BRIEF – Find the string "text" and gather every line that holds it.

PROVIDED DATA –
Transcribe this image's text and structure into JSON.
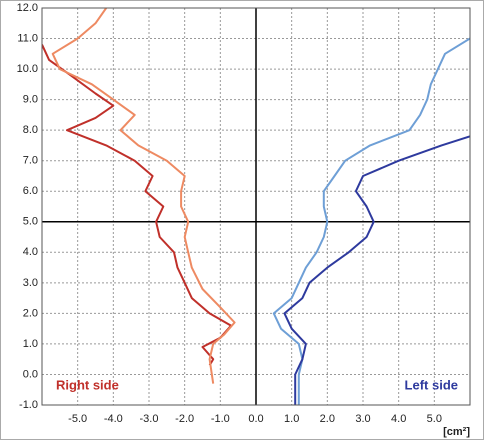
{
  "chart_data": {
    "type": "line",
    "orientation": "x-of-y",
    "x_label": "[cm²]",
    "annotations": [
      {
        "text": "Right side",
        "color": "#c0302a"
      },
      {
        "text": "Left side",
        "color": "#2e3a9e"
      }
    ],
    "xlim": [
      -6,
      6
    ],
    "ylim": [
      -1,
      12
    ],
    "xticks": [
      {
        "value": -5,
        "label": "-5.0"
      },
      {
        "value": -4,
        "label": "-4.0"
      },
      {
        "value": -3,
        "label": "-3.0"
      },
      {
        "value": -2,
        "label": "-2.0"
      },
      {
        "value": -1,
        "label": "-1.0"
      },
      {
        "value": 0,
        "label": "0.0"
      },
      {
        "value": 1,
        "label": "1.0"
      },
      {
        "value": 2,
        "label": "2.0"
      },
      {
        "value": 3,
        "label": "3.0"
      },
      {
        "value": 4,
        "label": "4.0"
      },
      {
        "value": 5,
        "label": "5.0"
      }
    ],
    "yticks": [
      {
        "value": -1,
        "label": "-1.0"
      },
      {
        "value": 0,
        "label": "0.0"
      },
      {
        "value": 1,
        "label": "1.0"
      },
      {
        "value": 2,
        "label": "2.0"
      },
      {
        "value": 3,
        "label": "3.0"
      },
      {
        "value": 4,
        "label": "4.0"
      },
      {
        "value": 5,
        "label": "5.0"
      },
      {
        "value": 6,
        "label": "6.0"
      },
      {
        "value": 7,
        "label": "7.0"
      },
      {
        "value": 8,
        "label": "8.0"
      },
      {
        "value": 9,
        "label": "9.0"
      },
      {
        "value": 10,
        "label": "10.0"
      },
      {
        "value": 11,
        "label": "11.0"
      },
      {
        "value": 12,
        "label": "12.0"
      }
    ],
    "grid": true,
    "reference_lines": {
      "x": 0,
      "y": 5
    },
    "series": [
      {
        "color": "#c0302a",
        "y": [
          0.3,
          0.5,
          0.9,
          1.2,
          1.6,
          2.0,
          2.5,
          3.0,
          3.5,
          4.0,
          4.5,
          5.0,
          5.5,
          6.0,
          6.5,
          7.0,
          7.5,
          8.0,
          8.4,
          8.8,
          9.2,
          9.8,
          10.3,
          10.8
        ],
        "x": [
          -1.3,
          -1.2,
          -1.5,
          -1.0,
          -0.7,
          -1.3,
          -1.8,
          -2.0,
          -2.2,
          -2.3,
          -2.7,
          -2.8,
          -2.6,
          -3.1,
          -2.9,
          -3.4,
          -4.2,
          -5.3,
          -4.5,
          -4.0,
          -4.5,
          -5.2,
          -5.8,
          -6.0
        ]
      },
      {
        "color": "#ee8a62",
        "y": [
          -0.3,
          0.5,
          1.0,
          1.3,
          1.7,
          2.2,
          2.8,
          3.5,
          4.0,
          4.5,
          5.0,
          5.5,
          6.0,
          6.5,
          7.0,
          7.5,
          8.0,
          8.5,
          9.0,
          9.5,
          10.0,
          10.5,
          11.0,
          11.5,
          12.0
        ],
        "x": [
          -1.2,
          -1.3,
          -1.2,
          -0.9,
          -0.6,
          -1.0,
          -1.5,
          -1.8,
          -1.9,
          -2.0,
          -1.9,
          -2.1,
          -2.1,
          -2.0,
          -2.5,
          -3.3,
          -3.8,
          -3.4,
          -4.0,
          -4.6,
          -5.5,
          -5.7,
          -5.0,
          -4.5,
          -4.2
        ]
      },
      {
        "color": "#6e9fd6",
        "y": [
          -1.0,
          0.0,
          0.5,
          1.0,
          1.5,
          2.0,
          2.5,
          3.0,
          3.5,
          4.0,
          4.5,
          5.0,
          5.5,
          6.0,
          6.5,
          7.0,
          7.5,
          8.0,
          8.5,
          9.0,
          9.5,
          10.0,
          10.5,
          11.0
        ],
        "x": [
          1.2,
          1.2,
          1.3,
          1.2,
          0.7,
          0.5,
          1.0,
          1.2,
          1.4,
          1.7,
          1.9,
          2.0,
          1.9,
          1.9,
          2.2,
          2.5,
          3.2,
          4.3,
          4.6,
          4.8,
          4.9,
          5.1,
          5.3,
          6.0
        ]
      },
      {
        "color": "#2e3a9e",
        "y": [
          -1.0,
          0.0,
          0.5,
          1.0,
          1.5,
          2.0,
          2.5,
          3.0,
          3.5,
          4.0,
          4.5,
          5.0,
          5.5,
          6.0,
          6.5,
          7.0,
          7.5,
          7.8
        ],
        "x": [
          1.1,
          1.1,
          1.3,
          1.4,
          1.0,
          0.8,
          1.3,
          1.5,
          2.0,
          2.6,
          3.1,
          3.3,
          3.1,
          2.8,
          3.0,
          4.0,
          5.2,
          6.0
        ]
      }
    ]
  }
}
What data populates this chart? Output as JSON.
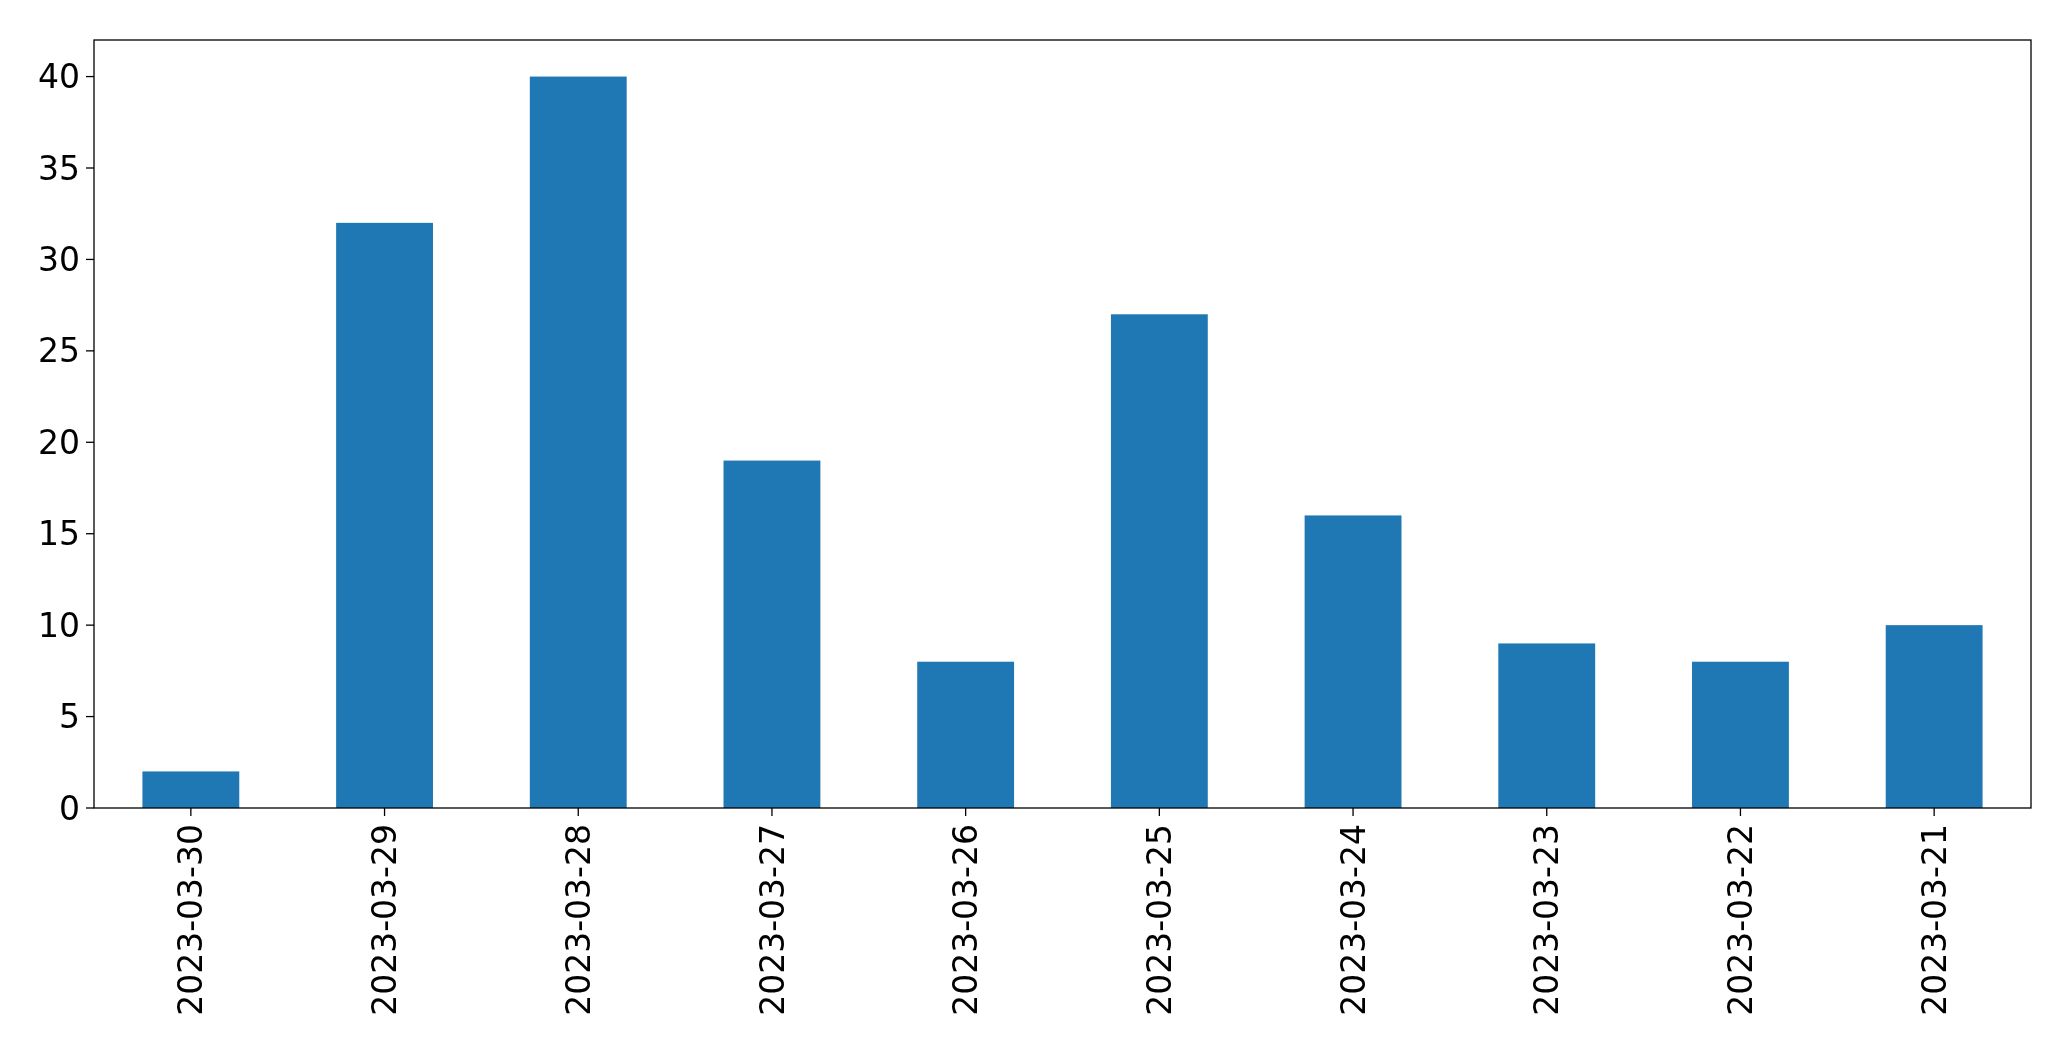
{
  "chart_data": {
    "type": "bar",
    "categories": [
      "2023-03-30",
      "2023-03-29",
      "2023-03-28",
      "2023-03-27",
      "2023-03-26",
      "2023-03-25",
      "2023-03-24",
      "2023-03-23",
      "2023-03-22",
      "2023-03-21"
    ],
    "values": [
      2,
      32,
      40,
      19,
      8,
      27,
      16,
      9,
      8,
      10
    ],
    "color": "#1f77b4",
    "ylim": [
      0,
      42
    ],
    "yticks": [
      0,
      5,
      10,
      15,
      20,
      25,
      30,
      35,
      40
    ],
    "grid": false
  }
}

SOLUTION TO THE PROBLEM –
Transcribe this image's text and structure into JSON.
        "text": "Right side",
        "text": "Left side",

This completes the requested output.